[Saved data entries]

— BEGIN —

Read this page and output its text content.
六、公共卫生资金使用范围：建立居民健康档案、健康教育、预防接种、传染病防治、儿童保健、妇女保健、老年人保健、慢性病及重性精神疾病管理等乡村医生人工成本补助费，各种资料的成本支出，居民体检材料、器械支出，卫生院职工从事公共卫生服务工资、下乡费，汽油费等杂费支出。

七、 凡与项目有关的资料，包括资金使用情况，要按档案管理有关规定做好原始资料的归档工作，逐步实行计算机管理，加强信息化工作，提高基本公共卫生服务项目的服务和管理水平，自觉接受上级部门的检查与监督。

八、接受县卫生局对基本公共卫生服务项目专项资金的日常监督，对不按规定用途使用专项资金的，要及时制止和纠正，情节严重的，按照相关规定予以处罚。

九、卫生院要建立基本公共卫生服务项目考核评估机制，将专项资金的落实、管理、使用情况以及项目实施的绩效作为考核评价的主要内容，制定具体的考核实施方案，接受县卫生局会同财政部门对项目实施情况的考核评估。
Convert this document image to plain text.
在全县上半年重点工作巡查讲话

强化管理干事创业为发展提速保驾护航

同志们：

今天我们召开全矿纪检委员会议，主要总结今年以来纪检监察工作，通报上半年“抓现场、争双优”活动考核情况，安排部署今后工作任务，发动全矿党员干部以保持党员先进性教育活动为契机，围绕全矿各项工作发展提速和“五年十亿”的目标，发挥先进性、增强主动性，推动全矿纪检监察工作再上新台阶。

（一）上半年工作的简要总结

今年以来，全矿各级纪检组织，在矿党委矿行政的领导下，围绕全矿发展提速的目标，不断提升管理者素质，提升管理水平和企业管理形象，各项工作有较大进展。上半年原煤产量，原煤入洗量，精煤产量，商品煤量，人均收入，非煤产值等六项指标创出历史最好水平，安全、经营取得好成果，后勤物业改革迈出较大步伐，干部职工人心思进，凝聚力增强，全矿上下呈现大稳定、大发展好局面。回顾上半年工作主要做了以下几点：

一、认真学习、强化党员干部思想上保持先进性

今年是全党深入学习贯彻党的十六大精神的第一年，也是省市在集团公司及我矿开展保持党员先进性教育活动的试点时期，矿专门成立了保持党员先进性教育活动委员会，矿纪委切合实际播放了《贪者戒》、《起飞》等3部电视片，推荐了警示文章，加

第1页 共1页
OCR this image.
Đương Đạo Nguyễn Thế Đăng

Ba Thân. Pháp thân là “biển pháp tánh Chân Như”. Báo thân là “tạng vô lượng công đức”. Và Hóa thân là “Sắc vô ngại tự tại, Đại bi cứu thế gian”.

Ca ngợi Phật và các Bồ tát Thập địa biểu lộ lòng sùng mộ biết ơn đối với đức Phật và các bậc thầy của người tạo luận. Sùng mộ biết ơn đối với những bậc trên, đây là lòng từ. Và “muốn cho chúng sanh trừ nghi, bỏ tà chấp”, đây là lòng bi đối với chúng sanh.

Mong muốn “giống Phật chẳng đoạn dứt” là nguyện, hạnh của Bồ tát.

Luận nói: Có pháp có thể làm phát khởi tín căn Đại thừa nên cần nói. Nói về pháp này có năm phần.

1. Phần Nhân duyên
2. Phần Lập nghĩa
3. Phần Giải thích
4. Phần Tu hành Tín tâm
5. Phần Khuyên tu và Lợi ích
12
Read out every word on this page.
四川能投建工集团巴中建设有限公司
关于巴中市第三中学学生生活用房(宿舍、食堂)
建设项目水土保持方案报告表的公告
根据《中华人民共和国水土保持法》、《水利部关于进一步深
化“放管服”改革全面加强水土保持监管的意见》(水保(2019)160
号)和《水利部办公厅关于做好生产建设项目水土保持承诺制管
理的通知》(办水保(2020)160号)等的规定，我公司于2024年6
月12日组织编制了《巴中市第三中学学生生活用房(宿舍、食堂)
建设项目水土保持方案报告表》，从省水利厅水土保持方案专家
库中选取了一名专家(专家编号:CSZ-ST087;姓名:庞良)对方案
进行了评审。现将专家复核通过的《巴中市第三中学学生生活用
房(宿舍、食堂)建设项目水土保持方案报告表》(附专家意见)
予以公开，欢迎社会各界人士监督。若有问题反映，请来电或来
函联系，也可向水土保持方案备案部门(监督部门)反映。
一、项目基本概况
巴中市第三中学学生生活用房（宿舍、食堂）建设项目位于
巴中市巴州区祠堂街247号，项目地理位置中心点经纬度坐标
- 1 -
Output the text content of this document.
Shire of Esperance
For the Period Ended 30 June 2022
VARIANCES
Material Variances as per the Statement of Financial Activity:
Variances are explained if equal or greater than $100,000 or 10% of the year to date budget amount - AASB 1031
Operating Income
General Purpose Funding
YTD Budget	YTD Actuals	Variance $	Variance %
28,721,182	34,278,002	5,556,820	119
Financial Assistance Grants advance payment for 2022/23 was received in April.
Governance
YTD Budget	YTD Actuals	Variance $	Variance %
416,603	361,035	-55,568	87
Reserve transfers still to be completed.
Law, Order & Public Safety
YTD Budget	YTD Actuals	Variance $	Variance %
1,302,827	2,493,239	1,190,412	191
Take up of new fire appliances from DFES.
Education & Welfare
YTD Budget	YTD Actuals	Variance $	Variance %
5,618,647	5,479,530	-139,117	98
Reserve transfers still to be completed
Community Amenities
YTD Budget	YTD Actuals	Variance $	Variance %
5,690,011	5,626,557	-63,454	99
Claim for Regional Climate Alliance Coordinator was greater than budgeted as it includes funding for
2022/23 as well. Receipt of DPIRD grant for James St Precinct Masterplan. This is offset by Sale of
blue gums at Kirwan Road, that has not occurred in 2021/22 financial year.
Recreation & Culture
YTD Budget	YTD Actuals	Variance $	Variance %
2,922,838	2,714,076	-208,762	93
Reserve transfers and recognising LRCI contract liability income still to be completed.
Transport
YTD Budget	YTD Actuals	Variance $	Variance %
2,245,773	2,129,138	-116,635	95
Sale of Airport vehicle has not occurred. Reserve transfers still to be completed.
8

— END —

▸ **AIM**:
Pick out the lines that contain "Sale" and copy them.

▸ **ANSWER TO THE TASK**:
2022/23 as well. Receipt of DPIRD grant for James St Precinct Masterplan. This is offset by Sale of
Sale of Airport vehicle has not occurred. Reserve transfers still to be completed.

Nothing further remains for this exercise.